═══ Source data
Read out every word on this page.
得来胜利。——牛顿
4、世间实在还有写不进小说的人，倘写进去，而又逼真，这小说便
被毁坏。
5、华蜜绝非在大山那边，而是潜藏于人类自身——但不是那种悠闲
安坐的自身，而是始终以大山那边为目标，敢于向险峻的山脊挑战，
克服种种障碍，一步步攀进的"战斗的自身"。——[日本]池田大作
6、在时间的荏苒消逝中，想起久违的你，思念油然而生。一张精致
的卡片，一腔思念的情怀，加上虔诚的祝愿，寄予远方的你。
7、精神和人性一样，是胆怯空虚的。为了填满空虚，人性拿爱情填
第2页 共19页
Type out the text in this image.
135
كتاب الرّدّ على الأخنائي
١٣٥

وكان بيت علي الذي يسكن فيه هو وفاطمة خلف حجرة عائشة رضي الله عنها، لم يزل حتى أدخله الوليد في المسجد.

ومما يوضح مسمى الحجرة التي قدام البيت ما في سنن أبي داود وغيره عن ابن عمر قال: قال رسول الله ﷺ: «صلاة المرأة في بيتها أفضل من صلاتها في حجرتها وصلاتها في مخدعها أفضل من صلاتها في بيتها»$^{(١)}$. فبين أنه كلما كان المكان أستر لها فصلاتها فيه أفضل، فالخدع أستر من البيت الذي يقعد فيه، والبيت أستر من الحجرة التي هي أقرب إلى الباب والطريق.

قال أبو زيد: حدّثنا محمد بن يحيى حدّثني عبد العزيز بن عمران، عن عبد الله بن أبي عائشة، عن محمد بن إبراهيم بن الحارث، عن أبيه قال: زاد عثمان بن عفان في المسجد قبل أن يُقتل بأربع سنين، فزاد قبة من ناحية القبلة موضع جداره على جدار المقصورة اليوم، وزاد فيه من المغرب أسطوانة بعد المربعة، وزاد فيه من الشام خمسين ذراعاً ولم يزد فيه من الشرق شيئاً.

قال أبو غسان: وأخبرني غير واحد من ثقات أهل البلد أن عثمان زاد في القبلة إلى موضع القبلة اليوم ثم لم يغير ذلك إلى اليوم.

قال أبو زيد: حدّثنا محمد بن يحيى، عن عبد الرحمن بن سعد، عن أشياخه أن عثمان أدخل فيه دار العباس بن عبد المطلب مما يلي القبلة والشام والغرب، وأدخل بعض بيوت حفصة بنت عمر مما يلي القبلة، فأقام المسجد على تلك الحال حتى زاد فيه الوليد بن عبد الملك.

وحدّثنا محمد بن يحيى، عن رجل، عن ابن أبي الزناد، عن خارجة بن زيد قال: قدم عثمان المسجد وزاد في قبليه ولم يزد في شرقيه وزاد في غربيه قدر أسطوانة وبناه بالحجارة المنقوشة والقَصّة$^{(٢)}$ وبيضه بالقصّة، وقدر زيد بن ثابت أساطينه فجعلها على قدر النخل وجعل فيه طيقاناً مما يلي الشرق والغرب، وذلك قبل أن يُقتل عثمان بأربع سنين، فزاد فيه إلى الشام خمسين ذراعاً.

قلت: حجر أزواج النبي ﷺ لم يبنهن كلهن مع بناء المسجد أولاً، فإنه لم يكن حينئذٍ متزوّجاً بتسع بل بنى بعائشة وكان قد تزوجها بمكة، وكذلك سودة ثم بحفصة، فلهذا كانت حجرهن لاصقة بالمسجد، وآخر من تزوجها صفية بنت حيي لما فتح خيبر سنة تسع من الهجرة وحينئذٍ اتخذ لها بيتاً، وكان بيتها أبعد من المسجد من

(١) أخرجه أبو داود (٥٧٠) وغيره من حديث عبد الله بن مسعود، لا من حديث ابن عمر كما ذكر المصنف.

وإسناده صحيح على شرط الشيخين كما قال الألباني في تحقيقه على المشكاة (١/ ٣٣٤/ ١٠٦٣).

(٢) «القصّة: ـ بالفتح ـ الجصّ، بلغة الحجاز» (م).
══════
**Goal**
Using the entries above, tally how many lines have the word "يحيى" in them; write the number and nothing more.

**Written solution**
3